### INFORMATION GIVEN ###

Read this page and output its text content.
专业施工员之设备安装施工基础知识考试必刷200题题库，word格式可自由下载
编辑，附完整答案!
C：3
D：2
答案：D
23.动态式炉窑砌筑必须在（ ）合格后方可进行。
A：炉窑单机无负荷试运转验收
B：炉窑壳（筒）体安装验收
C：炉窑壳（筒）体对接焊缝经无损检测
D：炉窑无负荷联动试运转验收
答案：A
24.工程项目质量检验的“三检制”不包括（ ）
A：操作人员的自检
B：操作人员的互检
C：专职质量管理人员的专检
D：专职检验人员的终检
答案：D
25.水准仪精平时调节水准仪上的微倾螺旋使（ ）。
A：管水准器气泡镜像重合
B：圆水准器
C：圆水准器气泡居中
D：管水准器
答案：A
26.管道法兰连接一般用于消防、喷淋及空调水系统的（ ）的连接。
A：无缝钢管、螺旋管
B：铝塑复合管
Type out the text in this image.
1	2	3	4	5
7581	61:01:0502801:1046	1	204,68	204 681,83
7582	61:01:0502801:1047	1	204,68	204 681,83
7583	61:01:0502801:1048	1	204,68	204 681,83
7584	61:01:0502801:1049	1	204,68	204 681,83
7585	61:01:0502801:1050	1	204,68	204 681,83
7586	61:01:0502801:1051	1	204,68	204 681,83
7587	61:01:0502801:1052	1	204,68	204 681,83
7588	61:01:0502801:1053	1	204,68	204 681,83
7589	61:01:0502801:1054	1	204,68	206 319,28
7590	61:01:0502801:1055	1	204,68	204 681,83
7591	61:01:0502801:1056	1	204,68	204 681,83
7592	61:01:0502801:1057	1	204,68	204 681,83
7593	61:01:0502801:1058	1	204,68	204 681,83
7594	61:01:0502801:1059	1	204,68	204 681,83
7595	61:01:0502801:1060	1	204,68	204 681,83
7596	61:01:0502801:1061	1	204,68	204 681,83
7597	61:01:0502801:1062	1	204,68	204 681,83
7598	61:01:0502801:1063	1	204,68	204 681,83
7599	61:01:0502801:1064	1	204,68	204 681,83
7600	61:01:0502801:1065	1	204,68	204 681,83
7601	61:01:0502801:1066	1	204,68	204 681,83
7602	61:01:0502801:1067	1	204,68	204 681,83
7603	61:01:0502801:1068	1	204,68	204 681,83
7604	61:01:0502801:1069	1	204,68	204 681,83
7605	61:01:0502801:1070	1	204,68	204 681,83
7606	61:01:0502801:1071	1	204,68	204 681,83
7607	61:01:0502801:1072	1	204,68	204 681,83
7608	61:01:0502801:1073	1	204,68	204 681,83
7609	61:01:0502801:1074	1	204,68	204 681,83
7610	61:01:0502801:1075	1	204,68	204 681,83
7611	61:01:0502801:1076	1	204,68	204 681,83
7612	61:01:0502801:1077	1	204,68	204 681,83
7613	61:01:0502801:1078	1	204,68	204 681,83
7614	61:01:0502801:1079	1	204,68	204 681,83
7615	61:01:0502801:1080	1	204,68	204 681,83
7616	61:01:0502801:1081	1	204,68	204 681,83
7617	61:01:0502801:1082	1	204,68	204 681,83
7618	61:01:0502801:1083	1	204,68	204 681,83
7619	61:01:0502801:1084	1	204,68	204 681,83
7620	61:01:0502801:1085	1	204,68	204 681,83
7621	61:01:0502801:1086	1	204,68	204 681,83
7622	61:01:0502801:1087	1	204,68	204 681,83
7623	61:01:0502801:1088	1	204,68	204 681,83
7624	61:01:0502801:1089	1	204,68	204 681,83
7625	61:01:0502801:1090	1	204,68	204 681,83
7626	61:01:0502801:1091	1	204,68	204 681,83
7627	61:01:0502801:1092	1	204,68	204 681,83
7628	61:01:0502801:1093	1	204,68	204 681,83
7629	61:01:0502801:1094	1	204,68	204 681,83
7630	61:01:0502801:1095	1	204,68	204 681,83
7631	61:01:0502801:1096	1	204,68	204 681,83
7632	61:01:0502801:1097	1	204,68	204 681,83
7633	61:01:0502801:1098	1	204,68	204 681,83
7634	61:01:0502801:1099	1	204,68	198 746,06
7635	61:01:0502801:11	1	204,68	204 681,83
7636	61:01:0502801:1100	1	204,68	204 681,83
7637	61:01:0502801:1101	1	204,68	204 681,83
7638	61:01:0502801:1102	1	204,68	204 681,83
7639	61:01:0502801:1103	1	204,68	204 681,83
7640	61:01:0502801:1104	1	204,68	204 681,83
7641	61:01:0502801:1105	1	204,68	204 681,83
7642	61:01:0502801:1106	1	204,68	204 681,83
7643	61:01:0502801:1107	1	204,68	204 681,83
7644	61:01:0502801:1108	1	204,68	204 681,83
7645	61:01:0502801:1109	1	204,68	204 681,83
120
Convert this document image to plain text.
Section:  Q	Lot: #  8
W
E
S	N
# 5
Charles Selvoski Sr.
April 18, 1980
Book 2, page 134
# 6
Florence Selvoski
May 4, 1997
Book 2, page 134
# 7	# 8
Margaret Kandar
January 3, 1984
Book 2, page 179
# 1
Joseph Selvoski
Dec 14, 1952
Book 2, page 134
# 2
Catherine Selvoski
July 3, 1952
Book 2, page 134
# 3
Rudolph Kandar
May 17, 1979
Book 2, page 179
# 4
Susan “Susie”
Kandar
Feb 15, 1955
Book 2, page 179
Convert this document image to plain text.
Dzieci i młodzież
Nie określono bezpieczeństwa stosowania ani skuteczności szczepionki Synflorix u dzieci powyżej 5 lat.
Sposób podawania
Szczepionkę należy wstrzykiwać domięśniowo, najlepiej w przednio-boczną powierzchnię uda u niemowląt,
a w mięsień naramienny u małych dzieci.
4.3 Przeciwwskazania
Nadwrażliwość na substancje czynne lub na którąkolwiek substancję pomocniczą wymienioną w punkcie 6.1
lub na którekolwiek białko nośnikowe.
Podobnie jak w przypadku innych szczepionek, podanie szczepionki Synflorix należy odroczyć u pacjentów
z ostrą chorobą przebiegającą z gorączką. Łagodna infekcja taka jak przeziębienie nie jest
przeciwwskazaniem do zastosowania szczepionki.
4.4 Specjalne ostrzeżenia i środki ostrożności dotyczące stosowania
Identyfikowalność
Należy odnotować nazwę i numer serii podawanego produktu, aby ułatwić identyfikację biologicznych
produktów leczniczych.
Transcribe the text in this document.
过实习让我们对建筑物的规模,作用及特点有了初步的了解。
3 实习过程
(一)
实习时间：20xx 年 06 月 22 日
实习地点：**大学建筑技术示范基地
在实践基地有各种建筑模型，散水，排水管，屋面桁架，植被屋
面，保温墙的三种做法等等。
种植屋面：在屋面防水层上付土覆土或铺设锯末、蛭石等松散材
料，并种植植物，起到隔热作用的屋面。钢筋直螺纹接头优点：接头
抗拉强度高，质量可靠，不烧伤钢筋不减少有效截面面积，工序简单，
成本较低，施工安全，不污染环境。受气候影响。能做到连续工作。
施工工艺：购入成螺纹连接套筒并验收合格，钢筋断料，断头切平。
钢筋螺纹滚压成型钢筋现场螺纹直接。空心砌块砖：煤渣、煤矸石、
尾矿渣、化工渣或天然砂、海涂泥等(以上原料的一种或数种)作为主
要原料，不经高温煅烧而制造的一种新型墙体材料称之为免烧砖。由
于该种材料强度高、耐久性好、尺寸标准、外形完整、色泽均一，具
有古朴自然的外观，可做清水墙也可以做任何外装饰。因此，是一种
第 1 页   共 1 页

###

EXERCISE GOAL:
Please set down all the data word for word.

EXPECTED ANSWER:
Read this page and output its text content.
专业施工员之设备安装施工基础知识考试必刷200题题库，word格式可自由下载
编辑，附完整答案!
C：3
D：2
答案：D
23.动态式炉窑砌筑必须在（ ）合格后方可进行。
A：炉窑单机无负荷试运转验收
B：炉窑壳（筒）体安装验收
C：炉窑壳（筒）体对接焊缝经无损检测
D：炉窑无负荷联动试运转验收
答案：A
24.工程项目质量检验的“三检制”不包括（ ）
A：操作人员的自检
B：操作人员的互检
C：专职质量管理人员的专检
D：专职检验人员的终检
答案：D
25.水准仪精平时调节水准仪上的微倾螺旋使（ ）。
A：管水准器气泡镜像重合
B：圆水准器
C：圆水准器气泡居中
D：管水准器
答案：A
26.管道法兰连接一般用于消防、喷淋及空调水系统的（ ）的连接。
A：无缝钢管、螺旋管
B：铝塑复合管
Type out the text in this image.
1	2	3	4	5
7581	61:01:0502801:1046	1	204,68	204 681,83
7582	61:01:0502801:1047	1	204,68	204 681,83
7583	61:01:0502801:1048	1	204,68	204 681,83
7584	61:01:0502801:1049	1	204,68	204 681,83
7585	61:01:0502801:1050	1	204,68	204 681,83
7586	61:01:0502801:1051	1	204,68	204 681,83
7587	61:01:0502801:1052	1	204,68	204 681,83
7588	61:01:0502801:1053	1	204,68	204 681,83
7589	61:01:0502801:1054	1	204,68	206 319,28
7590	61:01:0502801:1055	1	204,68	204 681,83
7591	61:01:0502801:1056	1	204,68	204 681,83
7592	61:01:0502801:1057	1	204,68	204 681,83
7593	61:01:0502801:1058	1	204,68	204 681,83
7594	61:01:0502801:1059	1	204,68	204 681,83
7595	61:01:0502801:1060	1	204,68	204 681,83
7596	61:01:0502801:1061	1	204,68	204 681,83
7597	61:01:0502801:1062	1	204,68	204 681,83
7598	61:01:0502801:1063	1	204,68	204 681,83
7599	61:01:0502801:1064	1	204,68	204 681,83
7600	61:01:0502801:1065	1	204,68	204 681,83
7601	61:01:0502801:1066	1	204,68	204 681,83
7602	61:01:0502801:1067	1	204,68	204 681,83
7603	61:01:0502801:1068	1	204,68	204 681,83
7604	61:01:0502801:1069	1	204,68	204 681,83
7605	61:01:0502801:1070	1	204,68	204 681,83
7606	61:01:0502801:1071	1	204,68	204 681,83
7607	61:01:0502801:1072	1	204,68	204 681,83
7608	61:01:0502801:1073	1	204,68	204 681,83
7609	61:01:0502801:1074	1	204,68	204 681,83
7610	61:01:0502801:1075	1	204,68	204 681,83
7611	61:01:0502801:1076	1	204,68	204 681,83
7612	61:01:0502801:1077	1	204,68	204 681,83
7613	61:01:0502801:1078	1	204,68	204 681,83
7614	61:01:0502801:1079	1	204,68	204 681,83
7615	61:01:0502801:1080	1	204,68	204 681,83
7616	61:01:0502801:1081	1	204,68	204 681,83
7617	61:01:0502801:1082	1	204,68	204 681,83
7618	61:01:0502801:1083	1	204,68	204 681,83
7619	61:01:0502801:1084	1	204,68	204 681,83
7620	61:01:0502801:1085	1	204,68	204 681,83
7621	61:01:0502801:1086	1	204,68	204 681,83
7622	61:01:0502801:1087	1	204,68	204 681,83
7623	61:01:0502801:1088	1	204,68	204 681,83
7624	61:01:0502801:1089	1	204,68	204 681,83
7625	61:01:0502801:1090	1	204,68	204 681,83
7626	61:01:0502801:1091	1	204,68	204 681,83
7627	61:01:0502801:1092	1	204,68	204 681,83
7628	61:01:0502801:1093	1	204,68	204 681,83
7629	61:01:0502801:1094	1	204,68	204 681,83
7630	61:01:0502801:1095	1	204,68	204 681,83
7631	61:01:0502801:1096	1	204,68	204 681,83
7632	61:01:0502801:1097	1	204,68	204 681,83
7633	61:01:0502801:1098	1	204,68	204 681,83
7634	61:01:0502801:1099	1	204,68	198 746,06
7635	61:01:0502801:11	1	204,68	204 681,83
7636	61:01:0502801:1100	1	204,68	204 681,83
7637	61:01:0502801:1101	1	204,68	204 681,83
7638	61:01:0502801:1102	1	204,68	204 681,83
7639	61:01:0502801:1103	1	204,68	204 681,83
7640	61:01:0502801:1104	1	204,68	204 681,83
7641	61:01:0502801:1105	1	204,68	204 681,83
7642	61:01:0502801:1106	1	204,68	204 681,83
7643	61:01:0502801:1107	1	204,68	204 681,83
7644	61:01:0502801:1108	1	204,68	204 681,83
7645	61:01:0502801:1109	1	204,68	204 681,83
120
Convert this document image to plain text.
Section:  Q	Lot: #  8
W
E
S	N
# 5
Charles Selvoski Sr.
April 18, 1980
Book 2, page 134
# 6
Florence Selvoski
May 4, 1997
Book 2, page 134
# 7	# 8
Margaret Kandar
January 3, 1984
Book 2, page 179
# 1
Joseph Selvoski
Dec 14, 1952
Book 2, page 134
# 2
Catherine Selvoski
July 3, 1952
Book 2, page 134
# 3
Rudolph Kandar
May 17, 1979
Book 2, page 179
# 4
Susan “Susie”
Kandar
Feb 15, 1955
Book 2, page 179
Convert this document image to plain text.
Dzieci i młodzież
Nie określono bezpieczeństwa stosowania ani skuteczności szczepionki Synflorix u dzieci powyżej 5 lat.
Sposób podawania
Szczepionkę należy wstrzykiwać domięśniowo, najlepiej w przednio-boczną powierzchnię uda u niemowląt,
a w mięsień naramienny u małych dzieci.
4.3 Przeciwwskazania
Nadwrażliwość na substancje czynne lub na którąkolwiek substancję pomocniczą wymienioną w punkcie 6.1
lub na którekolwiek białko nośnikowe.
Podobnie jak w przypadku innych szczepionek, podanie szczepionki Synflorix należy odroczyć u pacjentów
z ostrą chorobą przebiegającą z gorączką. Łagodna infekcja taka jak przeziębienie nie jest
przeciwwskazaniem do zastosowania szczepionki.
4.4 Specjalne ostrzeżenia i środki ostrożności dotyczące stosowania
Identyfikowalność
Należy odnotować nazwę i numer serii podawanego produktu, aby ułatwić identyfikację biologicznych
produktów leczniczych.
Transcribe the text in this document.
过实习让我们对建筑物的规模,作用及特点有了初步的了解。
3 实习过程
(一)
实习时间：20xx 年 06 月 22 日
实习地点：**大学建筑技术示范基地
在实践基地有各种建筑模型，散水，排水管，屋面桁架，植被屋
面，保温墙的三种做法等等。
种植屋面：在屋面防水层上付土覆土或铺设锯末、蛭石等松散材
料，并种植植物，起到隔热作用的屋面。钢筋直螺纹接头优点：接头
抗拉强度高，质量可靠，不烧伤钢筋不减少有效截面面积，工序简单，
成本较低，施工安全，不污染环境。受气候影响。能做到连续工作。
施工工艺：购入成螺纹连接套筒并验收合格，钢筋断料，断头切平。
钢筋螺纹滚压成型钢筋现场螺纹直接。空心砌块砖：煤渣、煤矸石、
尾矿渣、化工渣或天然砂、海涂泥等(以上原料的一种或数种)作为主
要原料，不经高温煅烧而制造的一种新型墙体材料称之为免烧砖。由
于该种材料强度高、耐久性好、尺寸标准、外形完整、色泽均一，具
有古朴自然的外观，可做清水墙也可以做任何外装饰。因此，是一种
第 1 页   共 1 页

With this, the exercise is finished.